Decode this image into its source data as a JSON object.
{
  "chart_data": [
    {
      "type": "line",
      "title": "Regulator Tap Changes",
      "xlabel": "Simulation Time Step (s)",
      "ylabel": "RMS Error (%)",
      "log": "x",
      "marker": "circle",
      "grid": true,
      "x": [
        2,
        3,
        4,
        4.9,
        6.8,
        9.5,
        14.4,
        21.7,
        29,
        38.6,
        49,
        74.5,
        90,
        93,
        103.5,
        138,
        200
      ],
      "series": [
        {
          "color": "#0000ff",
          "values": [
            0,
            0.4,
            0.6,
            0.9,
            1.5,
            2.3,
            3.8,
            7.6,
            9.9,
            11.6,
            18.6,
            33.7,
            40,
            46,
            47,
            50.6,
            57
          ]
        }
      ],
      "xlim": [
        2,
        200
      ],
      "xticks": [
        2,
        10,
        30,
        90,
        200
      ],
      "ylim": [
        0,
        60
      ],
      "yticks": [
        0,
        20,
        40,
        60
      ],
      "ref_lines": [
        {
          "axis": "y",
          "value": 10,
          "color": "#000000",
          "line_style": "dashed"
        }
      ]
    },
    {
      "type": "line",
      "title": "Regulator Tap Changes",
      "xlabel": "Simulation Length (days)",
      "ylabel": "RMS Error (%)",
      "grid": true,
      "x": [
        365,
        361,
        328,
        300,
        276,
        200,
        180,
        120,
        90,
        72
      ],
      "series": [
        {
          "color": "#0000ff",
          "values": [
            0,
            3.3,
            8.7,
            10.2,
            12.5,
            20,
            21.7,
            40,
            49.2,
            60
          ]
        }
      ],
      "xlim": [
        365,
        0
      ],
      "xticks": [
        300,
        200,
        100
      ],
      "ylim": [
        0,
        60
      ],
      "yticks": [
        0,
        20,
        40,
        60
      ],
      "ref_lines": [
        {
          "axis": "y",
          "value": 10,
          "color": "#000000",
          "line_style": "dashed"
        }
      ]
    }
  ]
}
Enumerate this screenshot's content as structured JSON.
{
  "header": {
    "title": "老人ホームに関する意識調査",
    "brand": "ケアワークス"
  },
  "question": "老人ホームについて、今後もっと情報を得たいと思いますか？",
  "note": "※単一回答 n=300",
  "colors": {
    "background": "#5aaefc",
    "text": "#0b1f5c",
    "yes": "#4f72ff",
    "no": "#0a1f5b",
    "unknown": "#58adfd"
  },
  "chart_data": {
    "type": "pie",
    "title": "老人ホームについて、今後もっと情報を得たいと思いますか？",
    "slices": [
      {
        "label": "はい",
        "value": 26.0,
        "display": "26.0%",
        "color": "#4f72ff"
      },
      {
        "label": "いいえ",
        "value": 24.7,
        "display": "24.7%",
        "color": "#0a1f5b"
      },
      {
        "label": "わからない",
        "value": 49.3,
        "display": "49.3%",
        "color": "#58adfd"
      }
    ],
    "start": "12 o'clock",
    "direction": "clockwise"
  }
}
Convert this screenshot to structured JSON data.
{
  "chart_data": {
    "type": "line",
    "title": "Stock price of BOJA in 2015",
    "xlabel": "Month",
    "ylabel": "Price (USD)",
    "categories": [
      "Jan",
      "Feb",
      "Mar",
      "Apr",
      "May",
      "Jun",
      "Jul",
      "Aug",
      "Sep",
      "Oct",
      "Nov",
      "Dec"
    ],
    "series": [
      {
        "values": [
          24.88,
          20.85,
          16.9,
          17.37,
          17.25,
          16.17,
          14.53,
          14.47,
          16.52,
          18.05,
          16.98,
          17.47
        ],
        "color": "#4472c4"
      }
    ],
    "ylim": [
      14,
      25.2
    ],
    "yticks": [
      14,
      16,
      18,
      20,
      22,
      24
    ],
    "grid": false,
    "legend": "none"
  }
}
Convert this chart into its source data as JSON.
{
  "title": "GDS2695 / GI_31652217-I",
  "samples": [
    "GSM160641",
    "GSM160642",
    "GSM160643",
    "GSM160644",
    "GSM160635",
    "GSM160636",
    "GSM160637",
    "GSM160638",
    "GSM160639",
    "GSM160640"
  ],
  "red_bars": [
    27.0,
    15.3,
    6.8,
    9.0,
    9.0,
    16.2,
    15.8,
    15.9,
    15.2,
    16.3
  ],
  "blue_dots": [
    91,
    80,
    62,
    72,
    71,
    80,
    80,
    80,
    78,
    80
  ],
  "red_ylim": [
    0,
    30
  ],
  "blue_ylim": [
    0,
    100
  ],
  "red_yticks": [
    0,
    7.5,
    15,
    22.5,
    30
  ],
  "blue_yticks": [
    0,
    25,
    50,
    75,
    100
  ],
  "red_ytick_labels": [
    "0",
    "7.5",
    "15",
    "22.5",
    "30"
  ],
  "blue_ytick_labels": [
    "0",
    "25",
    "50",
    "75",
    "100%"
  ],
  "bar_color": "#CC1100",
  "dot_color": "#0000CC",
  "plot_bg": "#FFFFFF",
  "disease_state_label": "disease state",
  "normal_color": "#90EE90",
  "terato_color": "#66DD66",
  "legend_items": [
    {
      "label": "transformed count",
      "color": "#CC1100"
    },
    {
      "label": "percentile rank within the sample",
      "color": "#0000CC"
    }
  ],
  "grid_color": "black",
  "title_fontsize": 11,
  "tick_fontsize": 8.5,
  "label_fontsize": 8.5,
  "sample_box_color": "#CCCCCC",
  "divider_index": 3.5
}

Exercise objective:
Pull out every line of the records above that contains the word "老人ホームについて".

Reply to the exercise:
  "question": "老人ホームについて、今後もっと情報を得たいと思いますか？",
    "title": "老人ホームについて、今後もっと情報を得たいと思いますか？",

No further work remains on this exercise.